[A block of data]

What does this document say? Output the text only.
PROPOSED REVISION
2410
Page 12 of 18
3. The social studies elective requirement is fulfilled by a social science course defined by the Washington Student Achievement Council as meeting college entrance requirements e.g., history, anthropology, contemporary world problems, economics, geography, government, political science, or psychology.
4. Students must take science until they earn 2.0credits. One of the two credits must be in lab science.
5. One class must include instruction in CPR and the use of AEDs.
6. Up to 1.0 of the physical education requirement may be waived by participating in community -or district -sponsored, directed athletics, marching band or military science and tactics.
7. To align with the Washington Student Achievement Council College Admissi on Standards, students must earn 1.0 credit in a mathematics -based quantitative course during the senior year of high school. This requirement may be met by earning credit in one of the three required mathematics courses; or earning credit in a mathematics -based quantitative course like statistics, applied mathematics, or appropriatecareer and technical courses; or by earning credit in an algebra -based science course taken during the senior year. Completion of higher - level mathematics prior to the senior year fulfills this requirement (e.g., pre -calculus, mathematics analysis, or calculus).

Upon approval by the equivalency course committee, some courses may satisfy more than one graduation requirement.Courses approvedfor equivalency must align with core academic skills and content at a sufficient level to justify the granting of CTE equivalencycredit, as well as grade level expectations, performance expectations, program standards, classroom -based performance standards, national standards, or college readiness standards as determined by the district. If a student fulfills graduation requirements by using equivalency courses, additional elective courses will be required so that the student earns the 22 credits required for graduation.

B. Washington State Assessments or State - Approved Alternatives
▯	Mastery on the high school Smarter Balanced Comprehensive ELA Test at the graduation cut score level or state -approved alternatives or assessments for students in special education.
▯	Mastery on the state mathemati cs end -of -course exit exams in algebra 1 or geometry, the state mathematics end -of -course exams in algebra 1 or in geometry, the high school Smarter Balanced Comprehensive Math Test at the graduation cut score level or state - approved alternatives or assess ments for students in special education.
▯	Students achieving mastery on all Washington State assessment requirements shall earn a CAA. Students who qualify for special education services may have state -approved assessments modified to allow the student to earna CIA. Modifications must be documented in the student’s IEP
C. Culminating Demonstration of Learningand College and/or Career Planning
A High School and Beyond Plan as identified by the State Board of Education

# GOAL OF THE EXERCISE:
Produce a verbatim transcription of the entries above.

# EXERCISE OUTPUT:
What does this document say? Output the text only.
PROPOSED REVISION
2410
Page 12 of 18
3. The social studies elective requirement is fulfilled by a social science course defined by the Washington Student Achievement Council as meeting college entrance requirements e.g., history, anthropology, contemporary world problems, economics, geography, government, political science, or psychology.
4. Students must take science until they earn 2.0credits. One of the two credits must be in lab science.
5. One class must include instruction in CPR and the use of AEDs.
6. Up to 1.0 of the physical education requirement may be waived by participating in community -or district -sponsored, directed athletics, marching band or military science and tactics.
7. To align with the Washington Student Achievement Council College Admissi on Standards, students must earn 1.0 credit in a mathematics -based quantitative course during the senior year of high school. This requirement may be met by earning credit in one of the three required mathematics courses; or earning credit in a mathematics -based quantitative course like statistics, applied mathematics, or appropriatecareer and technical courses; or by earning credit in an algebra -based science course taken during the senior year. Completion of higher - level mathematics prior to the senior year fulfills this requirement (e.g., pre -calculus, mathematics analysis, or calculus).

Upon approval by the equivalency course committee, some courses may satisfy more than one graduation requirement.Courses approvedfor equivalency must align with core academic skills and content at a sufficient level to justify the granting of CTE equivalencycredit, as well as grade level expectations, performance expectations, program standards, classroom -based performance standards, national standards, or college readiness standards as determined by the district. If a student fulfills graduation requirements by using equivalency courses, additional elective courses will be required so that the student earns the 22 credits required for graduation.

B. Washington State Assessments or State - Approved Alternatives
▯	Mastery on the high school Smarter Balanced Comprehensive ELA Test at the graduation cut score level or state -approved alternatives or assessments for students in special education.
▯	Mastery on the state mathemati cs end -of -course exit exams in algebra 1 or geometry, the state mathematics end -of -course exams in algebra 1 or in geometry, the high school Smarter Balanced Comprehensive Math Test at the graduation cut score level or state - approved alternatives or assess ments for students in special education.
▯	Students achieving mastery on all Washington State assessment requirements shall earn a CAA. Students who qualify for special education services may have state -approved assessments modified to allow the student to earna CIA. Modifications must be documented in the student’s IEP
C. Culminating Demonstration of Learningand College and/or Career Planning
A High School and Beyond Plan as identified by the State Board of Education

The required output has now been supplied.